» **TASK GOAL**:
Repeat every line of the listing below exactly, minus the pictures.

» **TASK MATERIAL**:
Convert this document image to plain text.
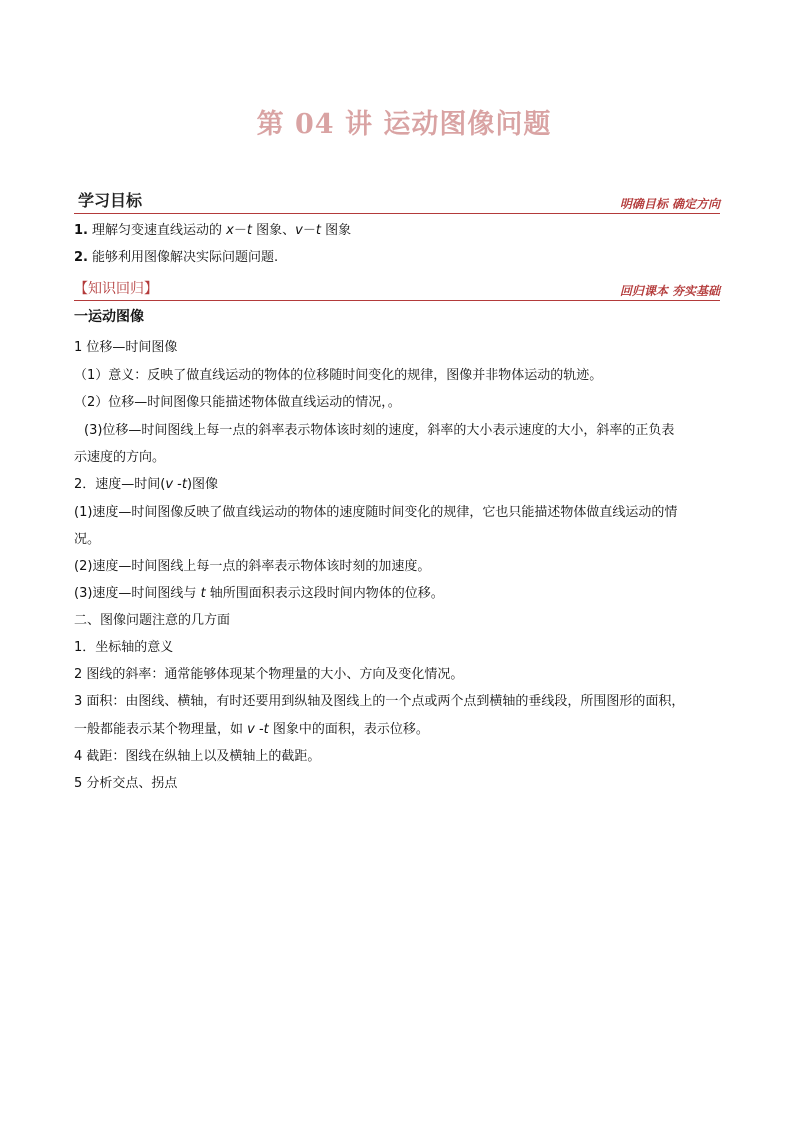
第 04 讲 运动图像问题
学习目标	明确目标 确定方向
1. 理解匀变速直线运动的 x－t 图象、v－t 图象
2. 能够利用图像解决实际问题问题.
【知识回归】	回归课本 夯实基础
一运动图像
1 位移—时间图像
（1）意义：反映了做直线运动的物体的位移随时间变化的规律，图像并非物体运动的轨迹。
（2）位移—时间图像只能描述物体做直线运动的情况，。
(3)位移—时间图线上每一点的斜率表示物体该时刻的速度，斜率的大小表示速度的大小，斜率的正负表
示速度的方向。
2．速度—时间(v -t)图像
(1)速度—时间图像反映了做直线运动的物体的速度随时间变化的规律，它也只能描述物体做直线运动的情
况。
(2)速度—时间图线上每一点的斜率表示物体该时刻的加速度。
(3)速度—时间图线与 t 轴所围面积表示这段时间内物体的位移。
二、图像问题注意的几方面
1．坐标轴的意义
2 图线的斜率：通常能够体现某个物理量的大小、方向及变化情况。
3 面积：由图线、横轴，有时还要用到纵轴及图线上的一个点或两个点到横轴的垂线段，所围图形的面积，
一般都能表示某个物理量，如 v -t 图象中的面积，表示位移。
4 截距：图线在纵轴上以及横轴上的截距。
5 分析交点、拐点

» **ANSWER IN FULL**:
Convert this document image to plain text.
第 04 讲 运动图像问题
学习目标	明确目标 确定方向
1. 理解匀变速直线运动的 x－t 图象、v－t 图象
2. 能够利用图像解决实际问题问题.
【知识回归】	回归课本 夯实基础
一运动图像
1 位移—时间图像
（1）意义：反映了做直线运动的物体的位移随时间变化的规律，图像并非物体运动的轨迹。
（2）位移—时间图像只能描述物体做直线运动的情况，。
(3)位移—时间图线上每一点的斜率表示物体该时刻的速度，斜率的大小表示速度的大小，斜率的正负表
示速度的方向。
2．速度—时间(v -t)图像
(1)速度—时间图像反映了做直线运动的物体的速度随时间变化的规律，它也只能描述物体做直线运动的情
况。
(2)速度—时间图线上每一点的斜率表示物体该时刻的加速度。
(3)速度—时间图线与 t 轴所围面积表示这段时间内物体的位移。
二、图像问题注意的几方面
1．坐标轴的意义
2 图线的斜率：通常能够体现某个物理量的大小、方向及变化情况。
3 面积：由图线、横轴，有时还要用到纵轴及图线上的一个点或两个点到横轴的垂线段，所围图形的面积，
一般都能表示某个物理量，如 v -t 图象中的面积，表示位移。
4 截距：图线在纵轴上以及横轴上的截距。
5 分析交点、拐点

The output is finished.